**Exercise brief**
Every line below that contains "JSON" is to be copied.

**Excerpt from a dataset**
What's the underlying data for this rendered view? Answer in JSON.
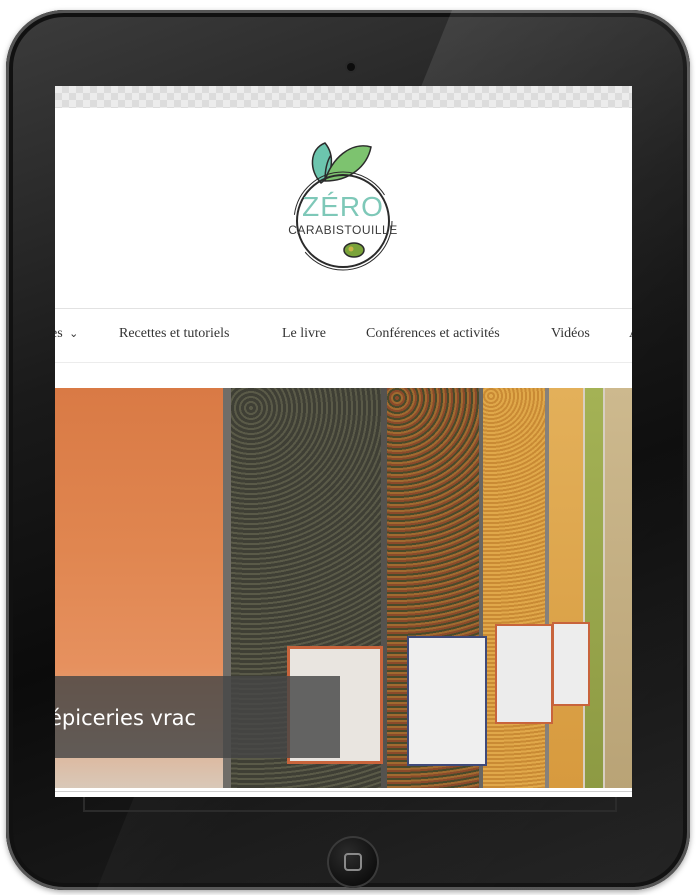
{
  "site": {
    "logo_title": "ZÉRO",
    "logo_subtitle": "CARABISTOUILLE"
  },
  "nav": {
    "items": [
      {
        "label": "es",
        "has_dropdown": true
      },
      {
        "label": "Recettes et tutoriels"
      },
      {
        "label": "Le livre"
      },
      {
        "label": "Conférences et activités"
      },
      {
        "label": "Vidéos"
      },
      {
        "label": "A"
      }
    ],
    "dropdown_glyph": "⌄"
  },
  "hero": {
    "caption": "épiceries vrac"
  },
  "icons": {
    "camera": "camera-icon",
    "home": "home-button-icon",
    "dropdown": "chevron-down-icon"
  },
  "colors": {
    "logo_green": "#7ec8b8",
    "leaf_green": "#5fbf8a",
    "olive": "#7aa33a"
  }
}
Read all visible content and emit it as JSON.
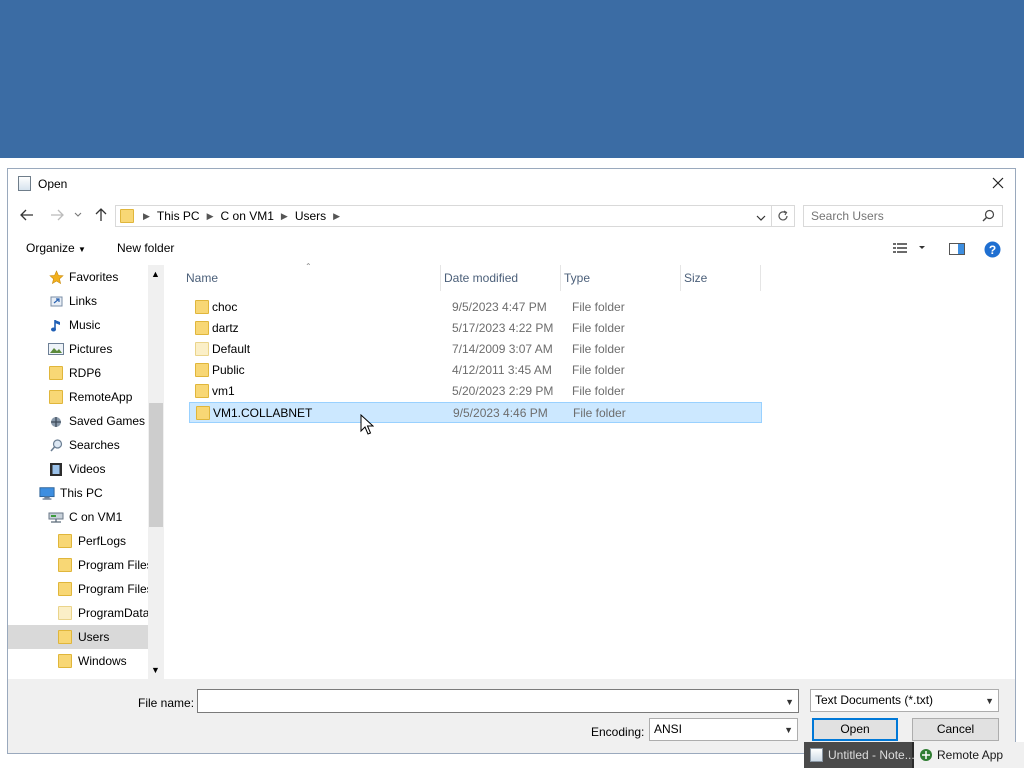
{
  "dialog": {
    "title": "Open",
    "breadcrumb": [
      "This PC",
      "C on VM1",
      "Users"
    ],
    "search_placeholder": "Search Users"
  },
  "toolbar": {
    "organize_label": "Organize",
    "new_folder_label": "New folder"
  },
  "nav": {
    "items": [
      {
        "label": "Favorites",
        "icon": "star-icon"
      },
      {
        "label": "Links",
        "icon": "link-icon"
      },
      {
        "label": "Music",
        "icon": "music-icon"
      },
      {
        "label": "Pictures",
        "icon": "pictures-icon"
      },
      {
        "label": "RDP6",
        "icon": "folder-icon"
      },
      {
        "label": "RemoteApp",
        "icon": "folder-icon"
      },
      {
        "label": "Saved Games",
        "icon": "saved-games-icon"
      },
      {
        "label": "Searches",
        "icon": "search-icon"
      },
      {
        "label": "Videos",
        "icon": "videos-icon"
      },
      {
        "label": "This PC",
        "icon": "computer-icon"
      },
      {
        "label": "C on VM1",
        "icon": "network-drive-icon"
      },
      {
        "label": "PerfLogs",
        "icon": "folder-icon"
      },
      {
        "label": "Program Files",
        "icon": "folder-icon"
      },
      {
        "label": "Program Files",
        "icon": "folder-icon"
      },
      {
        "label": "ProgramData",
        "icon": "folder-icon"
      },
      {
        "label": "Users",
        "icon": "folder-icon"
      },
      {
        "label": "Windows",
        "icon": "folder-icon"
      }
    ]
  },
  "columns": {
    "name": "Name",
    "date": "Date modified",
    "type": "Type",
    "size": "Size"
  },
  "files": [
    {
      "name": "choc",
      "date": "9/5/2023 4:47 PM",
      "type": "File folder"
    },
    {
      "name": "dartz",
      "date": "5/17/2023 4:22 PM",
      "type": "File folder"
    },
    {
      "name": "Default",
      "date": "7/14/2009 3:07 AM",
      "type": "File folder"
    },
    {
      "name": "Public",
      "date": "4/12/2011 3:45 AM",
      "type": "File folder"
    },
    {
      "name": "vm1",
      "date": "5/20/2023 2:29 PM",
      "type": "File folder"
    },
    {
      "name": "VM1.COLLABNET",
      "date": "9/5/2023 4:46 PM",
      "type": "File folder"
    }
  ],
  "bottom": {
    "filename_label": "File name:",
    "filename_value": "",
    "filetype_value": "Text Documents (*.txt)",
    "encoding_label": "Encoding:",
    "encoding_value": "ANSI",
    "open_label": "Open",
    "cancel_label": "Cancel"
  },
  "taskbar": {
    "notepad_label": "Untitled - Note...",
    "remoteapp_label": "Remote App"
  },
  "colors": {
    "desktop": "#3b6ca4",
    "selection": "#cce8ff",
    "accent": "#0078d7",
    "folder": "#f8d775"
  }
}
...
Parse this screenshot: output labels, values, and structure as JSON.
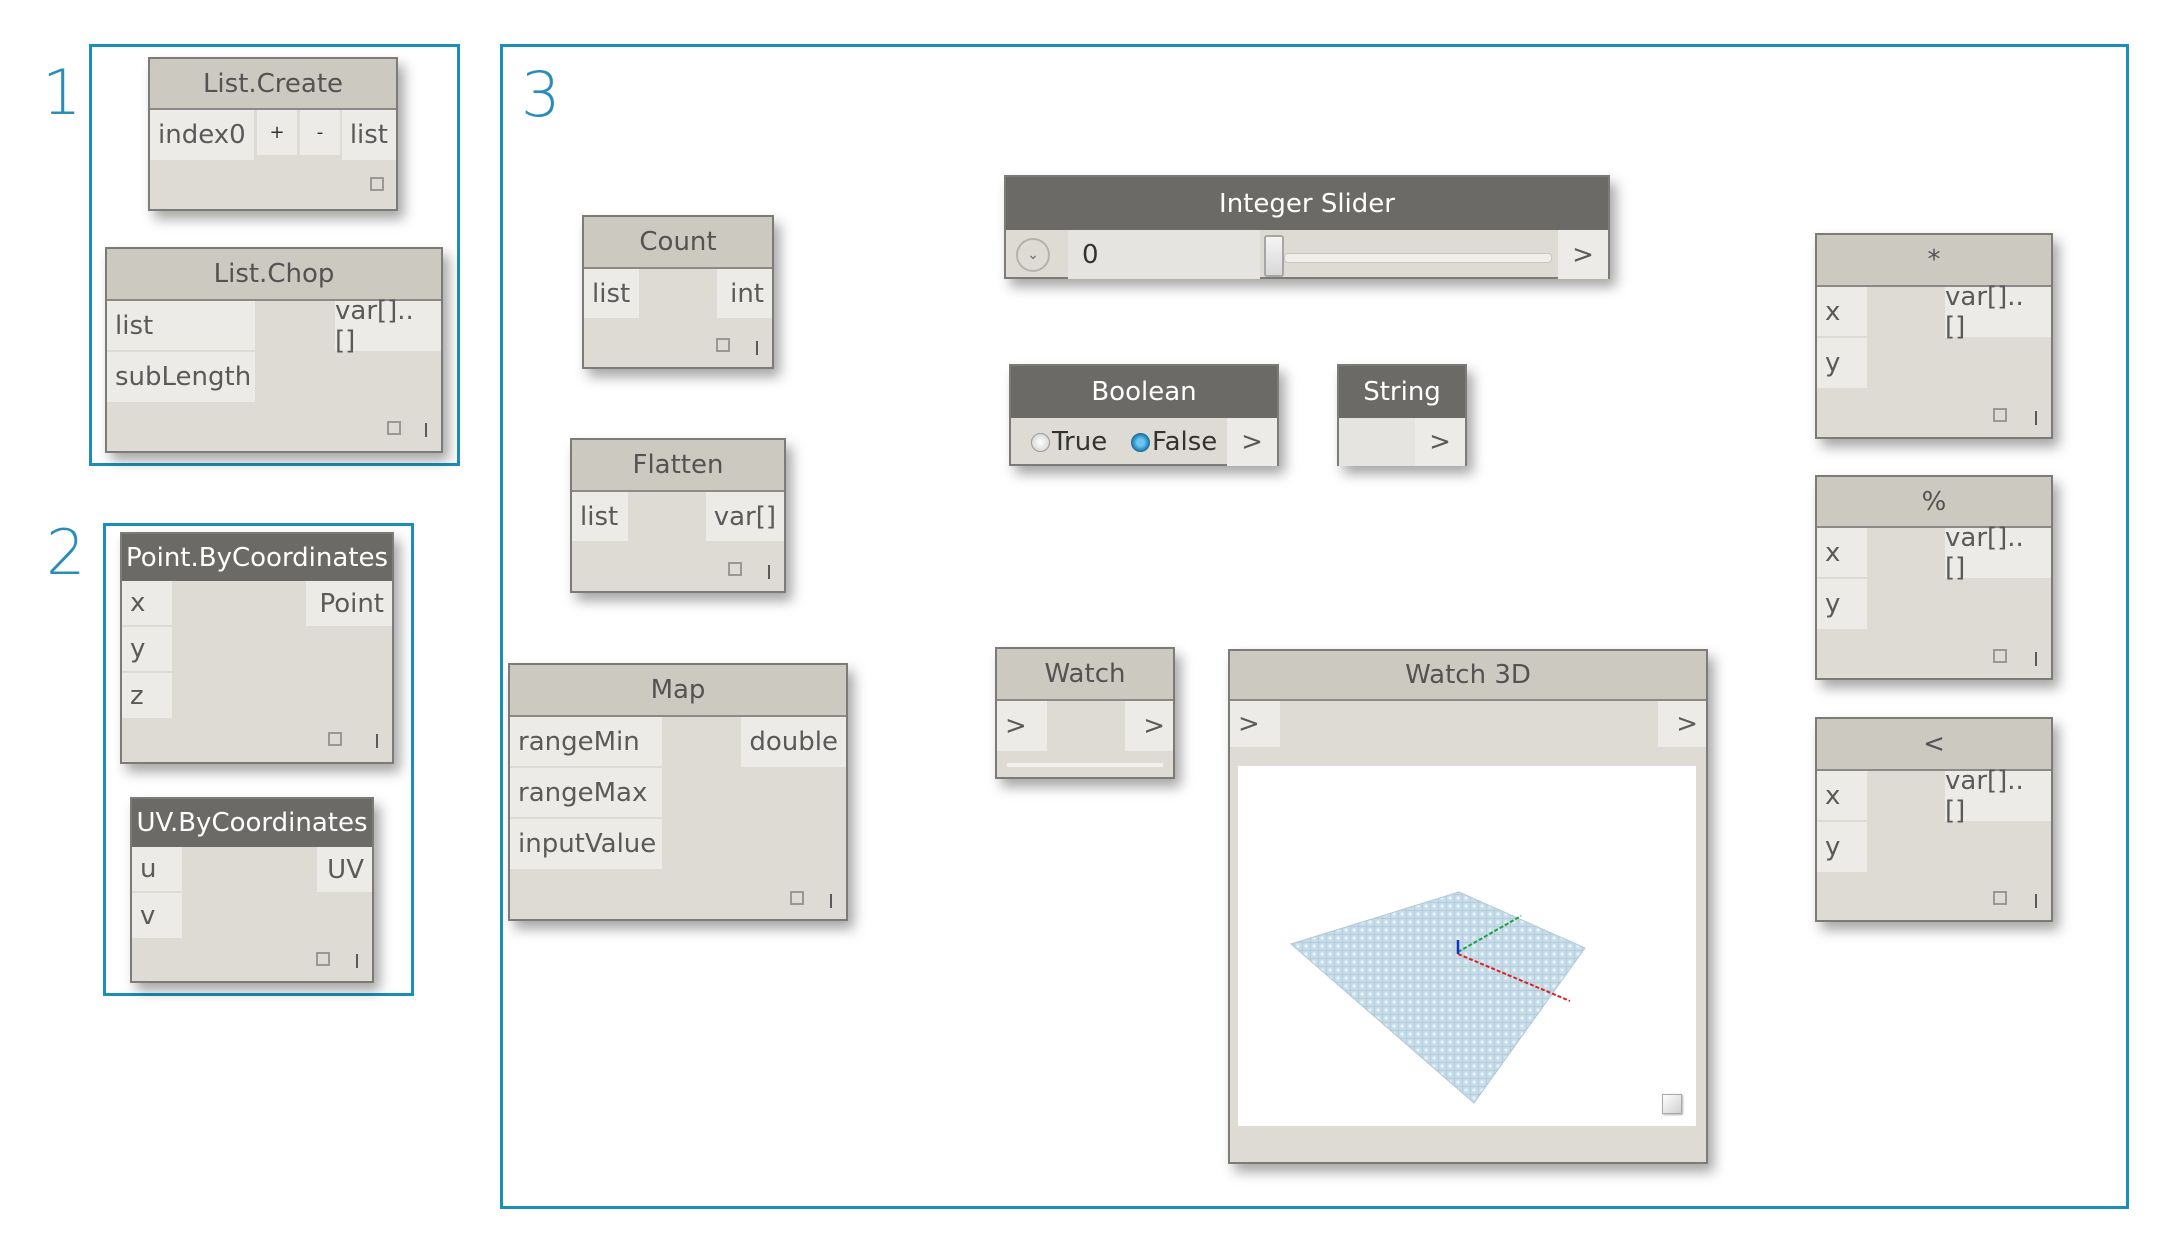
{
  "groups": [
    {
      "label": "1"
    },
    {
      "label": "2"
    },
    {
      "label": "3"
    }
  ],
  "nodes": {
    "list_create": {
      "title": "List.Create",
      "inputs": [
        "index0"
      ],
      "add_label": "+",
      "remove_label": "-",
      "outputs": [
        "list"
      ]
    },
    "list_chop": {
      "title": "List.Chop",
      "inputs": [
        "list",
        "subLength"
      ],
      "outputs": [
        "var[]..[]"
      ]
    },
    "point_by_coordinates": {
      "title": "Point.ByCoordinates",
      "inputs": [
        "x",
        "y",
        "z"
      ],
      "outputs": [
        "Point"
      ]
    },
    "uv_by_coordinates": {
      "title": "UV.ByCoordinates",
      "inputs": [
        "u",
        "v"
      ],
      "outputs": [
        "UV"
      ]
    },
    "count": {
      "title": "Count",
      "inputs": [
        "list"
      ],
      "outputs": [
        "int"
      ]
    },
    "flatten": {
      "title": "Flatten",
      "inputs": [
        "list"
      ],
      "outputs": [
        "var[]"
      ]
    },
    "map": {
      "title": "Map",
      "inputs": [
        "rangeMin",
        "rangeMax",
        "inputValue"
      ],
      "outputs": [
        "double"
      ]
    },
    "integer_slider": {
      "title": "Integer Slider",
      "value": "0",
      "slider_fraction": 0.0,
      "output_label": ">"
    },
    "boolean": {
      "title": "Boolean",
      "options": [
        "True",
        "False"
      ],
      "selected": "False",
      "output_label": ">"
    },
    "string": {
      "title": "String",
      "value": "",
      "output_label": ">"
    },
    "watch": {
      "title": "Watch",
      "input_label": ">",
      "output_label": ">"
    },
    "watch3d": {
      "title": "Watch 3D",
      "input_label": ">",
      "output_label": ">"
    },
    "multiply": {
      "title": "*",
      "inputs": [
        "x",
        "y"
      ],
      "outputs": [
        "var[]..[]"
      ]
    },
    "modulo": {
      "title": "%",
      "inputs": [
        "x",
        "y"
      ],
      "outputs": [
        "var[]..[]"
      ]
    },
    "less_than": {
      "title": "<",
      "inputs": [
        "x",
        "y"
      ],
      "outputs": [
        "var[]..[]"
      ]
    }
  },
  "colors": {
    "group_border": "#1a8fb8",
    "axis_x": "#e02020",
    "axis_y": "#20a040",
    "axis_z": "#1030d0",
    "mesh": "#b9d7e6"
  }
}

**Answer to the exercise**
What's the underlying data for this rendered view? Answer in JSON.
Read all visible content and emit it as JSON.
Parse this screenshot: output labels, values, and structure as JSON.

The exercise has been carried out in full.